**Given instruction:**
Look through the data below. Show each line where the string "ffffff" occurs.

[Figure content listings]
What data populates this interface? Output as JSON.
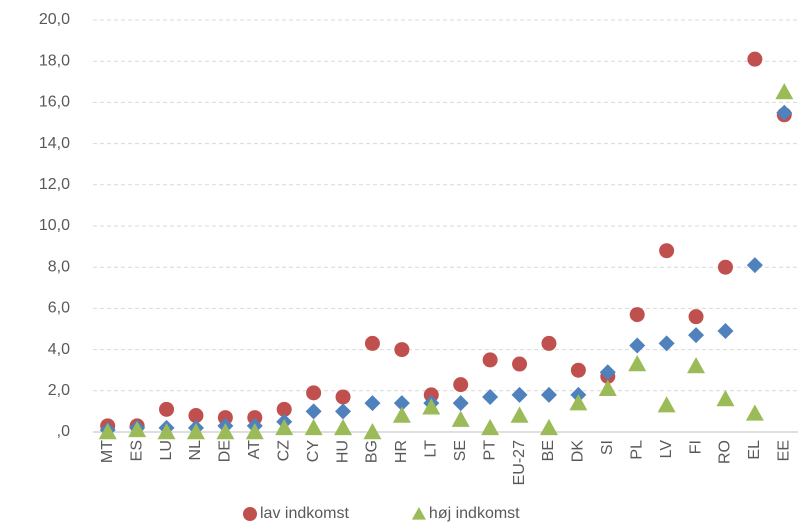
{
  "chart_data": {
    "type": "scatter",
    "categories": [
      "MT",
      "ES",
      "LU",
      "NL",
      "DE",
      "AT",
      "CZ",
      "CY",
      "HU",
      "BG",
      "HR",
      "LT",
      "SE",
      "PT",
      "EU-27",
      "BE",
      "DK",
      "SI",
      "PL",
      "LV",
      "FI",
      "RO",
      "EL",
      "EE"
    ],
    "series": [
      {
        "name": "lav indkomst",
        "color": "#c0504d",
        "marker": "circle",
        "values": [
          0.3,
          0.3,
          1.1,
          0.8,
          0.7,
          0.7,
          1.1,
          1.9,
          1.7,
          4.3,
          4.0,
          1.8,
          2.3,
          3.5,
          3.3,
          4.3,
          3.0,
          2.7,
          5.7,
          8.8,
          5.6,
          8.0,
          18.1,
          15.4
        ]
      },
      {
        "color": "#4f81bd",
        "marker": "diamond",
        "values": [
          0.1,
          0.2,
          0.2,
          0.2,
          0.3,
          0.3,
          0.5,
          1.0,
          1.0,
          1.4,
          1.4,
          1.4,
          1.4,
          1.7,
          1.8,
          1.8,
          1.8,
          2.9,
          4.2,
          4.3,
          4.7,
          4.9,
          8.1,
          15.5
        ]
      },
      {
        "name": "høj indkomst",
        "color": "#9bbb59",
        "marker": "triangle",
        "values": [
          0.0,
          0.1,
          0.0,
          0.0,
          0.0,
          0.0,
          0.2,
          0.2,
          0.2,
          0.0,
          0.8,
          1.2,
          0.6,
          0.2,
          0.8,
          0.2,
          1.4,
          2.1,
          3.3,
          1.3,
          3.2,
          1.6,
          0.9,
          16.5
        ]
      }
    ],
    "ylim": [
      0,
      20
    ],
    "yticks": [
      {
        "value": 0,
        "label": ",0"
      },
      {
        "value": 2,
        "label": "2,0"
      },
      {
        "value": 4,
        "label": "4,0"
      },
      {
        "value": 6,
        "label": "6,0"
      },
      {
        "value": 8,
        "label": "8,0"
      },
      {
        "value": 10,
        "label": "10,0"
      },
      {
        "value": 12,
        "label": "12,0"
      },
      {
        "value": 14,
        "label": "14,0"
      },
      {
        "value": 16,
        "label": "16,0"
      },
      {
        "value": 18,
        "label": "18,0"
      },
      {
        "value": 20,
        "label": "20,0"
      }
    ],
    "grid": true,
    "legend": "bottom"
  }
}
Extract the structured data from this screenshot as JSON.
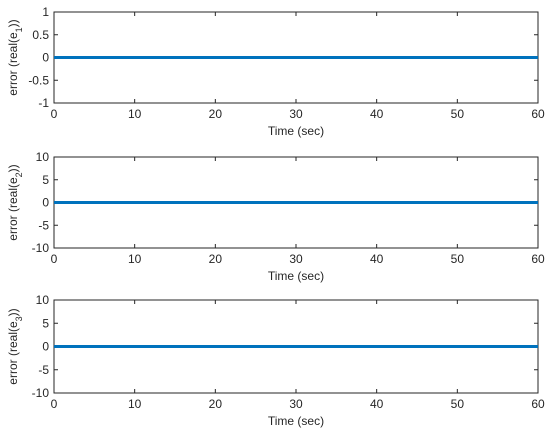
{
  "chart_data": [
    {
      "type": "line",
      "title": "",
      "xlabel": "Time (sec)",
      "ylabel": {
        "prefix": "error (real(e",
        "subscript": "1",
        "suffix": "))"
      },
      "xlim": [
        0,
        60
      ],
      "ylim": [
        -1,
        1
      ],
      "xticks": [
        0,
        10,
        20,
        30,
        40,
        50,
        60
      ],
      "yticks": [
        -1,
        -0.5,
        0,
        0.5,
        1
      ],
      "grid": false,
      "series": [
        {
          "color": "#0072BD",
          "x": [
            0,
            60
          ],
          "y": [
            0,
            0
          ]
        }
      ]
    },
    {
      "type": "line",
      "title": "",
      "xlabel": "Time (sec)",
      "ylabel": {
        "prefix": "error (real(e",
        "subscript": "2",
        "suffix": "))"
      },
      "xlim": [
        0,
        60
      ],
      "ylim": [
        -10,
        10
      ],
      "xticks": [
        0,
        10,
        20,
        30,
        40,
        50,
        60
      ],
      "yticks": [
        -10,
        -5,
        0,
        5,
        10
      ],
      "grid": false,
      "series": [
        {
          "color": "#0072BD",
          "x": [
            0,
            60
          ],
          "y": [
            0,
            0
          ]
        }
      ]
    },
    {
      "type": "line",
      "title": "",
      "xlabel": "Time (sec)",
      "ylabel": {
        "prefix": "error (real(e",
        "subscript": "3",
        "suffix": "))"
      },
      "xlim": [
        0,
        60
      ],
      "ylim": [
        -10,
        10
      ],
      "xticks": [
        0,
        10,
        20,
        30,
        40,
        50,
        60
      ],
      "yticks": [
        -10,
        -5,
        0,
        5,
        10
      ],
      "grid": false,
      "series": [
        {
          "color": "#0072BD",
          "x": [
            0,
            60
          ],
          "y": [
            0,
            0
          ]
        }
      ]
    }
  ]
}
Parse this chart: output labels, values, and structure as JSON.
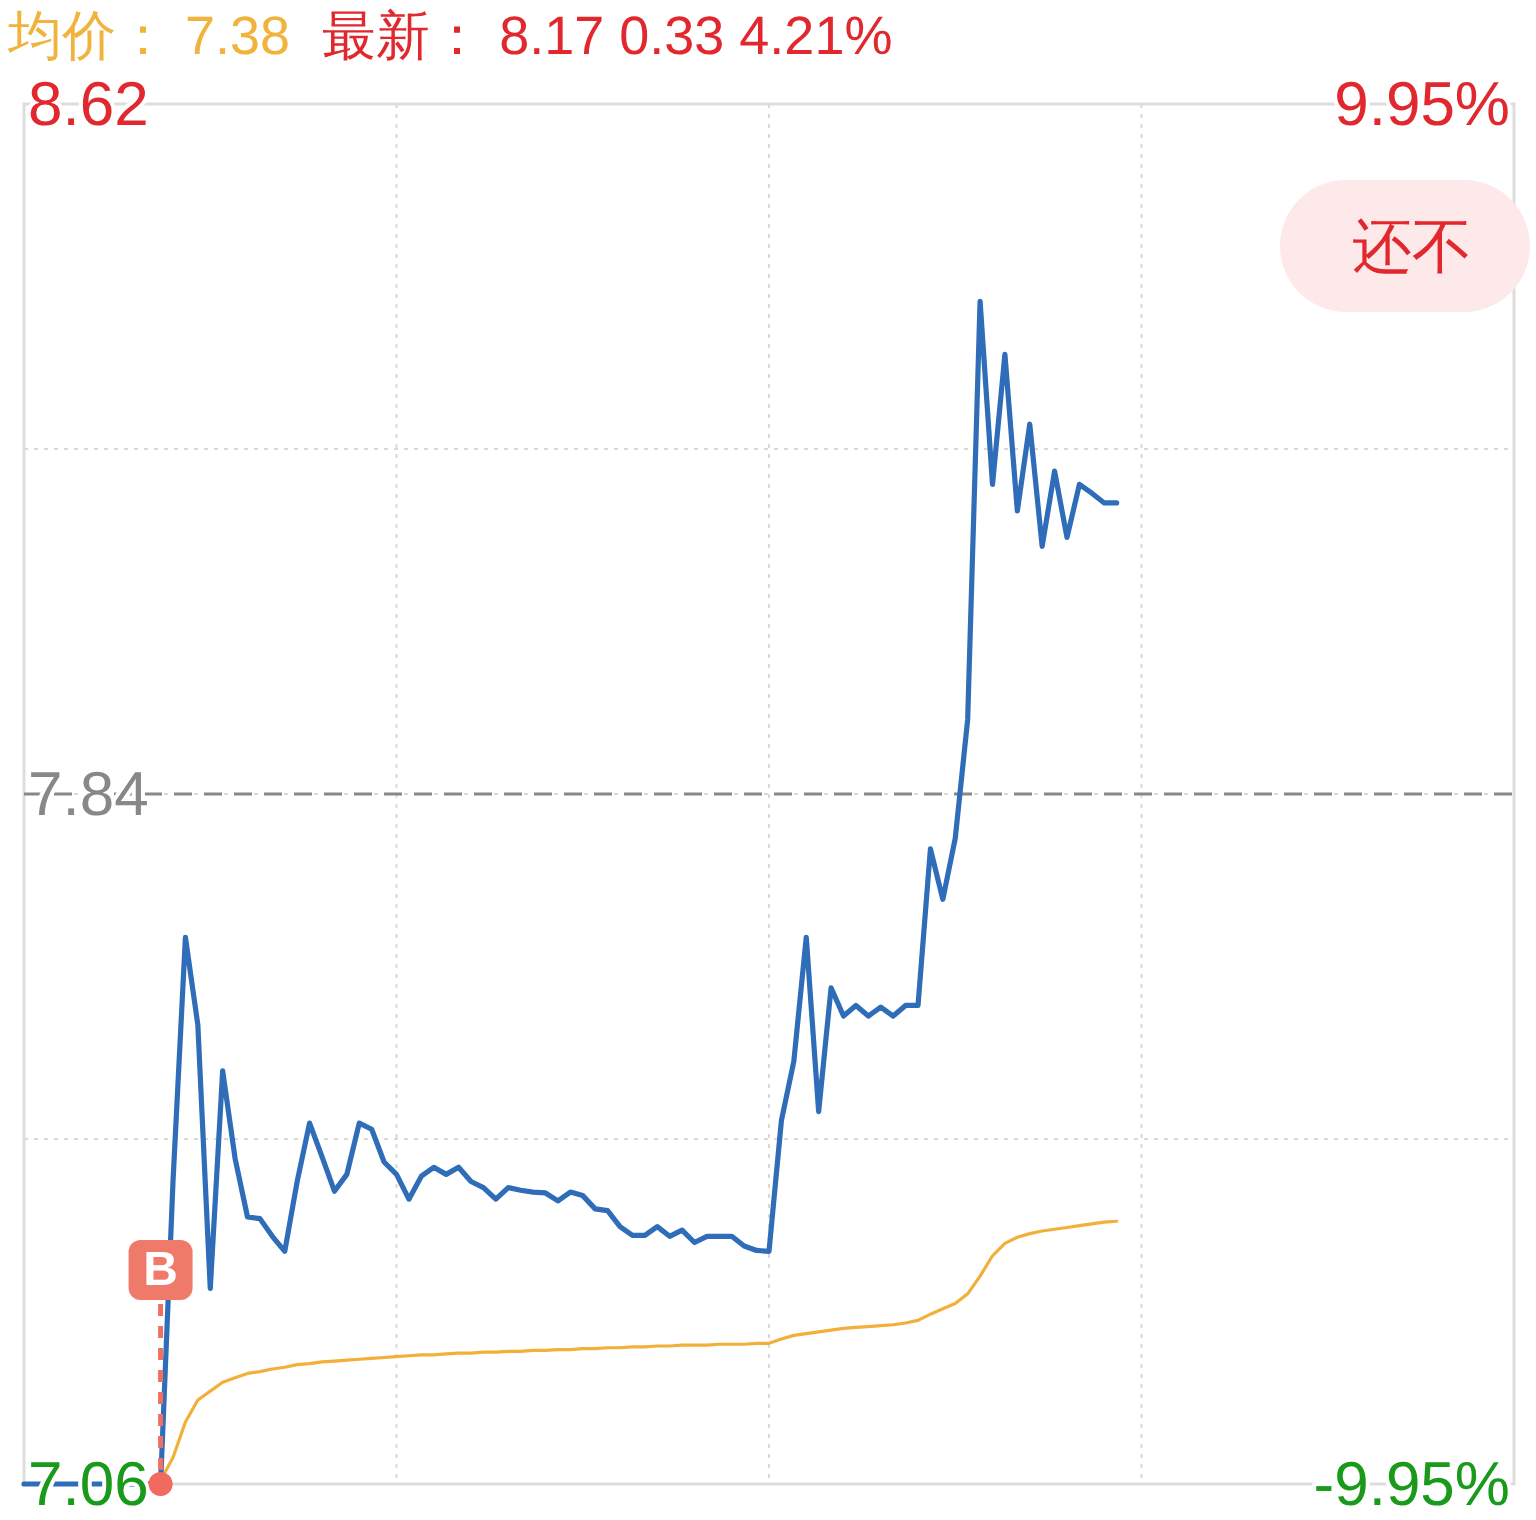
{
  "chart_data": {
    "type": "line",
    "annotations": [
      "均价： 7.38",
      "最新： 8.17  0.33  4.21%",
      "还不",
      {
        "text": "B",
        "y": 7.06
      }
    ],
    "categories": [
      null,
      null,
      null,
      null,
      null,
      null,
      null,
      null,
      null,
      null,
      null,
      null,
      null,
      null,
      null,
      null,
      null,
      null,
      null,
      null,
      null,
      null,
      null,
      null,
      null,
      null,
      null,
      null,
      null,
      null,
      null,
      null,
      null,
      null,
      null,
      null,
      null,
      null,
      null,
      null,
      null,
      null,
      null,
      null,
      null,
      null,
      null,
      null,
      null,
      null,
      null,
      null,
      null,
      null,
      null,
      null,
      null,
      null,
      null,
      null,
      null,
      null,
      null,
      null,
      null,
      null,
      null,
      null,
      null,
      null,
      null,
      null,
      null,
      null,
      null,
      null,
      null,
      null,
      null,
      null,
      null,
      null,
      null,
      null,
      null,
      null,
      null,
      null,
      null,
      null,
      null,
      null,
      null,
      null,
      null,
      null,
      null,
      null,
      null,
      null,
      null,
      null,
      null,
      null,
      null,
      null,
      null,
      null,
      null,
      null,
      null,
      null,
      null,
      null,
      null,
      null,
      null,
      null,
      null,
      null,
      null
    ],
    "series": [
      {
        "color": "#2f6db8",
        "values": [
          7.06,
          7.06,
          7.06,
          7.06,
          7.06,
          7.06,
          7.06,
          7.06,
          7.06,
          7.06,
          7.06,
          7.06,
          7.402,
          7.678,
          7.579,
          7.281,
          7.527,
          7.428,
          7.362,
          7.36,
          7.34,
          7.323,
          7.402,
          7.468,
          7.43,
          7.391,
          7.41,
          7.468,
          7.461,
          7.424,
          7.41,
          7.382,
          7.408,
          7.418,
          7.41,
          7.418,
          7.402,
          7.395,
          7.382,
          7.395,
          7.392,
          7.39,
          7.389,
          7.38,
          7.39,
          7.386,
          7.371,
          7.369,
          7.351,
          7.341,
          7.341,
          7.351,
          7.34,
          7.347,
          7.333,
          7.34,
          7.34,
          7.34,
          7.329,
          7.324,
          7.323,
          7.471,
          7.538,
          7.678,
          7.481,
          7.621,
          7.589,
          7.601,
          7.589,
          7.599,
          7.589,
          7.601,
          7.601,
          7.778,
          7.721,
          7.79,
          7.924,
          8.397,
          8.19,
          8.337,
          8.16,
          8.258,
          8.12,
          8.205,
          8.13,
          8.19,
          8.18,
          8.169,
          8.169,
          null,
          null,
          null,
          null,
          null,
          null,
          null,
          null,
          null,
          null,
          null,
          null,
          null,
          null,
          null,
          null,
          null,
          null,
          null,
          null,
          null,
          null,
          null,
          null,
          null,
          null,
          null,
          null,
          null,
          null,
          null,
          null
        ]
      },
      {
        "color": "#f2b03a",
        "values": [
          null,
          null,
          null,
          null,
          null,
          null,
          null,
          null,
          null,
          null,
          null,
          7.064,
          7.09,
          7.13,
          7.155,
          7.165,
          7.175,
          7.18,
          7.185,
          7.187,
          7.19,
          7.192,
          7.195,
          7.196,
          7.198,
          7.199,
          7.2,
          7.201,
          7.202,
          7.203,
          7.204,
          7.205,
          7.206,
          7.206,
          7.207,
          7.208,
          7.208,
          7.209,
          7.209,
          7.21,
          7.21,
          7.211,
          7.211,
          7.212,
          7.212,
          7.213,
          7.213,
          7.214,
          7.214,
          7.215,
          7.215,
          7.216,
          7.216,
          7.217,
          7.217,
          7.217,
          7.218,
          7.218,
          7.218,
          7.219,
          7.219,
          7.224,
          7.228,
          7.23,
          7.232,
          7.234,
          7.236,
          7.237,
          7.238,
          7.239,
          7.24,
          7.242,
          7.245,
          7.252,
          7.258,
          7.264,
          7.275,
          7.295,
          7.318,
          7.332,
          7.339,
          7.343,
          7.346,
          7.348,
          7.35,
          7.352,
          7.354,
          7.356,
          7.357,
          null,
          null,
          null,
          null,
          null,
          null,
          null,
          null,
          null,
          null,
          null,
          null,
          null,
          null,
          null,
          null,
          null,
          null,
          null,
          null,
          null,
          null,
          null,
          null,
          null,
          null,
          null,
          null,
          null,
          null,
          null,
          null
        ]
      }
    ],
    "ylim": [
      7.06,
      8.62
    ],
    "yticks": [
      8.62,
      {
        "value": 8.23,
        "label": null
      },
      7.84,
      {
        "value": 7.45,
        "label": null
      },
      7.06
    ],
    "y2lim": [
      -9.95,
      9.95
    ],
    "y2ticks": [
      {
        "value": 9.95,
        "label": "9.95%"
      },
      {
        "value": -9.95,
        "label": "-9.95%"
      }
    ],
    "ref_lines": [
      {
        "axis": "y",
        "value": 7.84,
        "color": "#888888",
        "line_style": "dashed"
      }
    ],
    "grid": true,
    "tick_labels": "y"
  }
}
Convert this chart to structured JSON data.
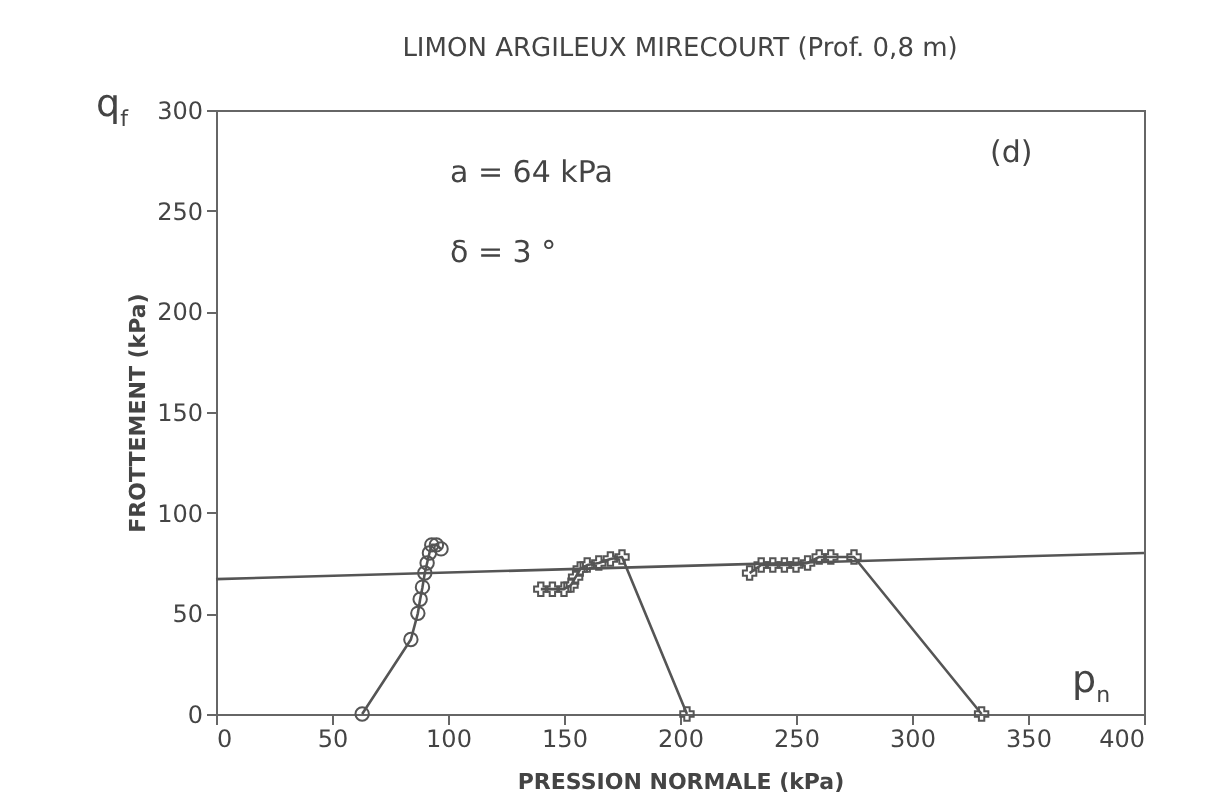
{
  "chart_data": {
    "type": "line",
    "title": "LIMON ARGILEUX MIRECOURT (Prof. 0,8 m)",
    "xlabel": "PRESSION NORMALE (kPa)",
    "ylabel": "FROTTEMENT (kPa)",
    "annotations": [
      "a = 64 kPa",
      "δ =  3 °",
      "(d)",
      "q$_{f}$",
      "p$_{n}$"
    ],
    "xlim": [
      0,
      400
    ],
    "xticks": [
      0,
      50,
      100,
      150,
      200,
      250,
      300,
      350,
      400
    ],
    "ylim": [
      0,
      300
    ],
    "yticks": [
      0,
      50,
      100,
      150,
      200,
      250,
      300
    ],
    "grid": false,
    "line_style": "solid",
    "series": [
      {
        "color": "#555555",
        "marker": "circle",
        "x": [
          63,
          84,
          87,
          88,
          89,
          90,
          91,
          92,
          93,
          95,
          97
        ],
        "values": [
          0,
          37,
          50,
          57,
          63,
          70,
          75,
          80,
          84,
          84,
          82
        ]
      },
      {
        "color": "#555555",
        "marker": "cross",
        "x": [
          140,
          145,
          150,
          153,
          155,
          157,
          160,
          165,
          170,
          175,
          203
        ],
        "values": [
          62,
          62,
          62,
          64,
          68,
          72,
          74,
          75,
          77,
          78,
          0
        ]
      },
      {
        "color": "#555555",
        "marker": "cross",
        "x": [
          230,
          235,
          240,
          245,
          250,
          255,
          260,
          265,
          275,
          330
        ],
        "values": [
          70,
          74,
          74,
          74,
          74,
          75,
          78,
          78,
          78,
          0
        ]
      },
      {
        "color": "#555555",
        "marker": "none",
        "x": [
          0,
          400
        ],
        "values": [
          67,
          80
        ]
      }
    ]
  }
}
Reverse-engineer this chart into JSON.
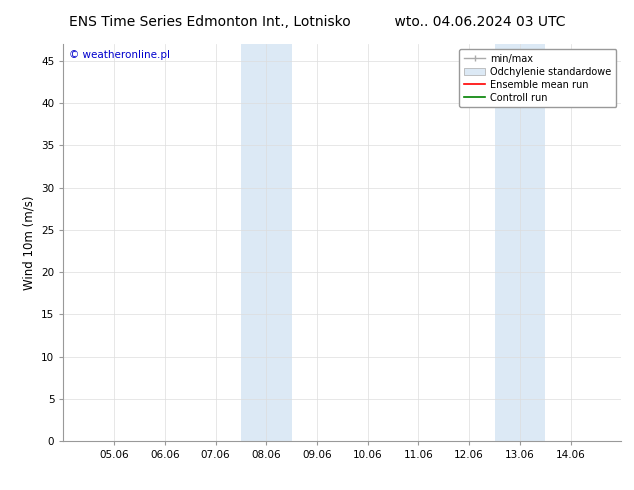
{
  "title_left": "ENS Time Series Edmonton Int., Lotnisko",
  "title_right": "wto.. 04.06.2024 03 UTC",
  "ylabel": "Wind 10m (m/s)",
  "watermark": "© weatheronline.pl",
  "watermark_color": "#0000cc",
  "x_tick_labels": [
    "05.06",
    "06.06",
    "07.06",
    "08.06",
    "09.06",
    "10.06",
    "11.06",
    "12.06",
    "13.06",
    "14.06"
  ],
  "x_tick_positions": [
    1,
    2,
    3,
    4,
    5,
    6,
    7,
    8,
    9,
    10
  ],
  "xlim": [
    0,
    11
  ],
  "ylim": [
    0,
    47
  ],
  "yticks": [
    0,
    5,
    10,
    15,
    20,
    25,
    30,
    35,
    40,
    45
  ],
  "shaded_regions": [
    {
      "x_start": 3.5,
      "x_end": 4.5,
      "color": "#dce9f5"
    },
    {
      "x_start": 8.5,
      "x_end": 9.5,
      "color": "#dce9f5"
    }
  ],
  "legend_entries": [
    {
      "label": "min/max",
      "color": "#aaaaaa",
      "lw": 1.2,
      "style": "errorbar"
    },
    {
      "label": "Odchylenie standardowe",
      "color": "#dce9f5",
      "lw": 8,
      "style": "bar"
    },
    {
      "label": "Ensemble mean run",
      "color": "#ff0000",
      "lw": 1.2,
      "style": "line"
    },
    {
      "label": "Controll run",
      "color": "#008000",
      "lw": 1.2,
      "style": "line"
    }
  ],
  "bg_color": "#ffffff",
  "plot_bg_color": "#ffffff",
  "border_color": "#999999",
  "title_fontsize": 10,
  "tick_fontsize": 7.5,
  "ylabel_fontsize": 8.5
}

**Complete response:**
  "bg_color": "#ffffff",
  "plot_bg_color": "#ffffff",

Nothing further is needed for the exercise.